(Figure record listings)
######

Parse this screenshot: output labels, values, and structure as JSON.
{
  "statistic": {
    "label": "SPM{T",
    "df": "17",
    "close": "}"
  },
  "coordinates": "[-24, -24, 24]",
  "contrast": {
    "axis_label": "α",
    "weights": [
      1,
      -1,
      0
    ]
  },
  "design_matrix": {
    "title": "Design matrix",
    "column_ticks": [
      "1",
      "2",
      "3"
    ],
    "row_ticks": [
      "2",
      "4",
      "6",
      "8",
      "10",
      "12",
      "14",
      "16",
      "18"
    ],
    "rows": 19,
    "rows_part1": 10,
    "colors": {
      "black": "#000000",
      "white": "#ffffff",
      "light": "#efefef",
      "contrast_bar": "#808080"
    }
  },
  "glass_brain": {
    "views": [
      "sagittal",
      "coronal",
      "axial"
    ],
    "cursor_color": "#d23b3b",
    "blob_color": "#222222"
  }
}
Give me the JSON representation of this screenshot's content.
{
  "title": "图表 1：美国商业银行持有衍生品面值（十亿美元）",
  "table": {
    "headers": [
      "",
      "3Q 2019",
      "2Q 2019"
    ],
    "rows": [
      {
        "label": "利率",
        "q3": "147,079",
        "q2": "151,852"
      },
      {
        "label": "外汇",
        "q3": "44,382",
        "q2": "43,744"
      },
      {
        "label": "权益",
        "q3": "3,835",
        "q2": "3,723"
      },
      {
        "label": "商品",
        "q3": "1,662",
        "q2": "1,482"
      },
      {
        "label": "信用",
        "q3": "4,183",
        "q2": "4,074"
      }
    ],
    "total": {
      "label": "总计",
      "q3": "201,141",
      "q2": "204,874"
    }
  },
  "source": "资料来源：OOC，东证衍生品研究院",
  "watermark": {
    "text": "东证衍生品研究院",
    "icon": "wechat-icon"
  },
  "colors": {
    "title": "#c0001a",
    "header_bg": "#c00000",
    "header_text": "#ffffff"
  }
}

######

Exercise description
Restate all of the entries above precisely.

Answer to this problem
Parse this screenshot: output labels, values, and structure as JSON.
{
  "statistic": {
    "label": "SPM{T",
    "df": "17",
    "close": "}"
  },
  "coordinates": "[-24, -24, 24]",
  "contrast": {
    "axis_label": "α",
    "weights": [
      1,
      -1,
      0
    ]
  },
  "design_matrix": {
    "title": "Design matrix",
    "column_ticks": [
      "1",
      "2",
      "3"
    ],
    "row_ticks": [
      "2",
      "4",
      "6",
      "8",
      "10",
      "12",
      "14",
      "16",
      "18"
    ],
    "rows": 19,
    "rows_part1": 10,
    "colors": {
      "black": "#000000",
      "white": "#ffffff",
      "light": "#efefef",
      "contrast_bar": "#808080"
    }
  },
  "glass_brain": {
    "views": [
      "sagittal",
      "coronal",
      "axial"
    ],
    "cursor_color": "#d23b3b",
    "blob_color": "#222222"
  }
}
Give me the JSON representation of this screenshot's content.
{
  "title": "图表 1：美国商业银行持有衍生品面值（十亿美元）",
  "table": {
    "headers": [
      "",
      "3Q 2019",
      "2Q 2019"
    ],
    "rows": [
      {
        "label": "利率",
        "q3": "147,079",
        "q2": "151,852"
      },
      {
        "label": "外汇",
        "q3": "44,382",
        "q2": "43,744"
      },
      {
        "label": "权益",
        "q3": "3,835",
        "q2": "3,723"
      },
      {
        "label": "商品",
        "q3": "1,662",
        "q2": "1,482"
      },
      {
        "label": "信用",
        "q3": "4,183",
        "q2": "4,074"
      }
    ],
    "total": {
      "label": "总计",
      "q3": "201,141",
      "q2": "204,874"
    }
  },
  "source": "资料来源：OOC，东证衍生品研究院",
  "watermark": {
    "text": "东证衍生品研究院",
    "icon": "wechat-icon"
  },
  "colors": {
    "title": "#c0001a",
    "header_bg": "#c00000",
    "header_text": "#ffffff"
  }
}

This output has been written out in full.